## WHAT THIS TASK INVOLVES
Locate the string "name" throughout the material and copy every line in which it occurs.

## LISTED ENTRIES
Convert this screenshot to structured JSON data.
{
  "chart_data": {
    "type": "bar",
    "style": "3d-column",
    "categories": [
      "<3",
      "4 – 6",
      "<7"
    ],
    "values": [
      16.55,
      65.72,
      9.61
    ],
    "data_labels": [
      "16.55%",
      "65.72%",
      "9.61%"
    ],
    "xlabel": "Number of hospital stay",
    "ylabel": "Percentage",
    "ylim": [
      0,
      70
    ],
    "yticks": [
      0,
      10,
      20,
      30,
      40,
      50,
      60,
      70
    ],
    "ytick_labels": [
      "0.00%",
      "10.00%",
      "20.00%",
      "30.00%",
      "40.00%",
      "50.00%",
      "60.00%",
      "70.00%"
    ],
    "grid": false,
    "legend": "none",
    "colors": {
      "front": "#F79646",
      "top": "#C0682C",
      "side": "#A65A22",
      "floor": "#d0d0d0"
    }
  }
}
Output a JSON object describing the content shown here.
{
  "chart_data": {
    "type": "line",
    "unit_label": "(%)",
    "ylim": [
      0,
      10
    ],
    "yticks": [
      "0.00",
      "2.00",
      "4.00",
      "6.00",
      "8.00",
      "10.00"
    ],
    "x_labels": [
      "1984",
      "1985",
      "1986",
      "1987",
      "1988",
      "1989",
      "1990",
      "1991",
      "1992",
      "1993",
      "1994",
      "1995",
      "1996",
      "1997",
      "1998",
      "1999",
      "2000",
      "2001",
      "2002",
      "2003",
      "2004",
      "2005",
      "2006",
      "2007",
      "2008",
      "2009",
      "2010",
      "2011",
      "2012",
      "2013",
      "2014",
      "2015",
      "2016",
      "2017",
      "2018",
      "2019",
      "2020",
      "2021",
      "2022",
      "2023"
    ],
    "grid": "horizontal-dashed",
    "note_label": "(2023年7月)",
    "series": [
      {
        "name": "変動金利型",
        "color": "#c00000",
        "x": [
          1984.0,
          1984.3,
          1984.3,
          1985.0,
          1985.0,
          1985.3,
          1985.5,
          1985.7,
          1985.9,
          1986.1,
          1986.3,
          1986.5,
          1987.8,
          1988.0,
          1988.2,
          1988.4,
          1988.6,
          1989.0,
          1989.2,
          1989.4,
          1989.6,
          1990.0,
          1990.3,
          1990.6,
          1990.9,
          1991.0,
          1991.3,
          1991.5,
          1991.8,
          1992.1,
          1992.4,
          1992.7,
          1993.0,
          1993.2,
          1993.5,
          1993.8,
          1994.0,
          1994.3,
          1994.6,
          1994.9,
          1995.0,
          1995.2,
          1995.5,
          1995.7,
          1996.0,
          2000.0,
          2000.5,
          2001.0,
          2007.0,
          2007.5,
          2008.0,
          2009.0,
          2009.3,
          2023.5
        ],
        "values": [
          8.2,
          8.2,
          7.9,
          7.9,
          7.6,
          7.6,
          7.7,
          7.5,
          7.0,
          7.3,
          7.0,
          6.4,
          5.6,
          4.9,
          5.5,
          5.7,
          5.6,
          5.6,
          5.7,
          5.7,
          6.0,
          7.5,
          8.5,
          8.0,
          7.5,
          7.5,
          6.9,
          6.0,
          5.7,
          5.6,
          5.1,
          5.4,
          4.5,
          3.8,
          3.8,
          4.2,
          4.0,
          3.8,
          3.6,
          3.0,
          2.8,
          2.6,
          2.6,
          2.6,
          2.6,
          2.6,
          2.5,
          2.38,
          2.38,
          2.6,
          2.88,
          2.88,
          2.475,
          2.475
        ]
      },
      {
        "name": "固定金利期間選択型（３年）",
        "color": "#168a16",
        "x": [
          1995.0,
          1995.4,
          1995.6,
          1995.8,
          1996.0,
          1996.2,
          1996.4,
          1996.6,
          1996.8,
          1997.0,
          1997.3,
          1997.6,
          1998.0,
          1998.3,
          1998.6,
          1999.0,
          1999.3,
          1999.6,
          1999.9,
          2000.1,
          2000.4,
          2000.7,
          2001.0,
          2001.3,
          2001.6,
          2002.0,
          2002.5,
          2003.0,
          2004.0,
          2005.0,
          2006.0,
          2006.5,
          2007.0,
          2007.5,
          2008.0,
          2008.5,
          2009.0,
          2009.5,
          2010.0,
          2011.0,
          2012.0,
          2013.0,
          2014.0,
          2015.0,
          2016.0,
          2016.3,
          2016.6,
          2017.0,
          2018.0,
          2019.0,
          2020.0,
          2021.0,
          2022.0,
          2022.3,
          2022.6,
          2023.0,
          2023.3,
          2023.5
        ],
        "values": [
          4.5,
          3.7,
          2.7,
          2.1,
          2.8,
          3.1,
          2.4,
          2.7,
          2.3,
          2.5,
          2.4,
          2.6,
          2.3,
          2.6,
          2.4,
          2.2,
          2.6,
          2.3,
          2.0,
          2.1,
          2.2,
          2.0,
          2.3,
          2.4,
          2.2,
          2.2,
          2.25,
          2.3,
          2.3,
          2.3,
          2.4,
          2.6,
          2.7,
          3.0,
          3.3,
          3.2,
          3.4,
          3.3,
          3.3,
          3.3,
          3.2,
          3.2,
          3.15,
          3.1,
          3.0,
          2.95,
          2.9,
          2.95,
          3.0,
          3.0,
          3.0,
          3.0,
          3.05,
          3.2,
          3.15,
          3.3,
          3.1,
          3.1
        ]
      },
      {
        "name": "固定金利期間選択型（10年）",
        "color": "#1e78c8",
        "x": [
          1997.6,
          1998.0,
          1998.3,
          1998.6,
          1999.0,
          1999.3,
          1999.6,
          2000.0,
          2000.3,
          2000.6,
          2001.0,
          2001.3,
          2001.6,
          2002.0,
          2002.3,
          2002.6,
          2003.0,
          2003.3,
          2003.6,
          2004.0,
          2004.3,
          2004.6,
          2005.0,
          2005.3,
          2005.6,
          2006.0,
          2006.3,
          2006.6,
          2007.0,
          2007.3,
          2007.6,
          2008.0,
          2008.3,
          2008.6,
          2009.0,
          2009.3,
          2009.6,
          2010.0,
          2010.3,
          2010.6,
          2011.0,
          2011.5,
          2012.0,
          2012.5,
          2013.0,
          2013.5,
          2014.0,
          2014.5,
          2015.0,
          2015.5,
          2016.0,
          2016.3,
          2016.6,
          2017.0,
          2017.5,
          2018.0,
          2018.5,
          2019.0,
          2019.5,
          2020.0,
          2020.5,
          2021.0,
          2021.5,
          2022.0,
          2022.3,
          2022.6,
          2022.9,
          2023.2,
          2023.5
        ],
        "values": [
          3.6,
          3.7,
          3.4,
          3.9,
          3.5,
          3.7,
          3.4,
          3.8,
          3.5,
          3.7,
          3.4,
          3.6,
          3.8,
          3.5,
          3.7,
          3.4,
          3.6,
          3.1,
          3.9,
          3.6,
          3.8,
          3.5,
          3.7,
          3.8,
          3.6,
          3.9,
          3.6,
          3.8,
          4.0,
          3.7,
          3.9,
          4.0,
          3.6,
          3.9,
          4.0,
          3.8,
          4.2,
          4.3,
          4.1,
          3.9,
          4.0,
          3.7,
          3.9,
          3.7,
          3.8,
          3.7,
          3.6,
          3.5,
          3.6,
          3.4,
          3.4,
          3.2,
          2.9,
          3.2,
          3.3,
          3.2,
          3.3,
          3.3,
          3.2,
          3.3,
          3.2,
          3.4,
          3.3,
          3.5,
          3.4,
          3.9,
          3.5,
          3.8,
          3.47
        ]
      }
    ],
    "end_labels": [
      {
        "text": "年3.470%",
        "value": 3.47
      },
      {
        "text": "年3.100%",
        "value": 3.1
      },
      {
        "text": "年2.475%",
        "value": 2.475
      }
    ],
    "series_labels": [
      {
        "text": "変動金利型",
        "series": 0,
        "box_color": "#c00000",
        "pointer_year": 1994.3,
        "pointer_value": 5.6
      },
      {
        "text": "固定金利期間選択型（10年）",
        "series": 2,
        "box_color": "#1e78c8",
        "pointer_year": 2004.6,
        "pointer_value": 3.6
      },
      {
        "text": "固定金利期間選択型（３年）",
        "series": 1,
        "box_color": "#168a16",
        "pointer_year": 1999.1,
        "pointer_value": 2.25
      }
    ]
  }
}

## CORRECT ANSWER
        "name": "変動金利型",
        "name": "固定金利期間選択型（３年）",
        "name": "固定金利期間選択型（10年）",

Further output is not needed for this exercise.